Prompt:
Would you set down every entry shown below, precisely as written?

(Stored data)
§

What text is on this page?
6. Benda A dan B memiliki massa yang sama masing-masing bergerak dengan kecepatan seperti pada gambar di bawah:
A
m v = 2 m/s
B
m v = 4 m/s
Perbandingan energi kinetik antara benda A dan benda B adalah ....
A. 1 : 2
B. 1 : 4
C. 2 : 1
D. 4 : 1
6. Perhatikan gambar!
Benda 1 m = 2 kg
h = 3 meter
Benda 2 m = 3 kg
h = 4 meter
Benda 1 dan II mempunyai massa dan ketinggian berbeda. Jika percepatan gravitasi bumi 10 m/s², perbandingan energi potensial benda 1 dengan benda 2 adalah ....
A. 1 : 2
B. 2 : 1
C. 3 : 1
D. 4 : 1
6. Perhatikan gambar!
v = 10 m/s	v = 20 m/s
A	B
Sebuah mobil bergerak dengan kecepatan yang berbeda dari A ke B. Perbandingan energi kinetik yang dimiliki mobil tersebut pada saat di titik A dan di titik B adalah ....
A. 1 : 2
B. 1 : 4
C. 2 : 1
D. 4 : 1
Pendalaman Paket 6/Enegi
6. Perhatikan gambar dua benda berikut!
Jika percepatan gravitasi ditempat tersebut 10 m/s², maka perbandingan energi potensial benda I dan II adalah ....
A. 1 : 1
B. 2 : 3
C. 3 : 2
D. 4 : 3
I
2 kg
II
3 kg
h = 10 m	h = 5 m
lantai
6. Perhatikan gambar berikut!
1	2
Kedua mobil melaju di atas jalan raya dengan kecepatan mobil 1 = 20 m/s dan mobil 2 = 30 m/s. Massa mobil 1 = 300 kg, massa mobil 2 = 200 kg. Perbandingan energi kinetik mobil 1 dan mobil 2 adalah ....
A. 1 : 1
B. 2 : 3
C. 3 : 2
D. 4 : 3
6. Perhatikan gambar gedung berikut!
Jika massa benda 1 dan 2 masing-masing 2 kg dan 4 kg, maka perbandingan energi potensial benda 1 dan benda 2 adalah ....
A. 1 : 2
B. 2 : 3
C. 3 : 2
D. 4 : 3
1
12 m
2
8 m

§

Result:
What text is on this page?
6. Benda A dan B memiliki massa yang sama masing-masing bergerak dengan kecepatan seperti pada gambar di bawah:
A
m v = 2 m/s
B
m v = 4 m/s
Perbandingan energi kinetik antara benda A dan benda B adalah ....
A. 1 : 2
B. 1 : 4
C. 2 : 1
D. 4 : 1
6. Perhatikan gambar!
Benda 1 m = 2 kg
h = 3 meter
Benda 2 m = 3 kg
h = 4 meter
Benda 1 dan II mempunyai massa dan ketinggian berbeda. Jika percepatan gravitasi bumi 10 m/s², perbandingan energi potensial benda 1 dengan benda 2 adalah ....
A. 1 : 2
B. 2 : 1
C. 3 : 1
D. 4 : 1
6. Perhatikan gambar!
v = 10 m/s	v = 20 m/s
A	B
Sebuah mobil bergerak dengan kecepatan yang berbeda dari A ke B. Perbandingan energi kinetik yang dimiliki mobil tersebut pada saat di titik A dan di titik B adalah ....
A. 1 : 2
B. 1 : 4
C. 2 : 1
D. 4 : 1
Pendalaman Paket 6/Enegi
6. Perhatikan gambar dua benda berikut!
Jika percepatan gravitasi ditempat tersebut 10 m/s², maka perbandingan energi potensial benda I dan II adalah ....
A. 1 : 1
B. 2 : 3
C. 3 : 2
D. 4 : 3
I
2 kg
II
3 kg
h = 10 m	h = 5 m
lantai
6. Perhatikan gambar berikut!
1	2
Kedua mobil melaju di atas jalan raya dengan kecepatan mobil 1 = 20 m/s dan mobil 2 = 30 m/s. Massa mobil 1 = 300 kg, massa mobil 2 = 200 kg. Perbandingan energi kinetik mobil 1 dan mobil 2 adalah ....
A. 1 : 1
B. 2 : 3
C. 3 : 2
D. 4 : 3
6. Perhatikan gambar gedung berikut!
Jika massa benda 1 dan 2 masing-masing 2 kg dan 4 kg, maka perbandingan energi potensial benda 1 dan benda 2 adalah ....
A. 1 : 2
B. 2 : 3
C. 3 : 2
D. 4 : 3
1
12 m
2
8 m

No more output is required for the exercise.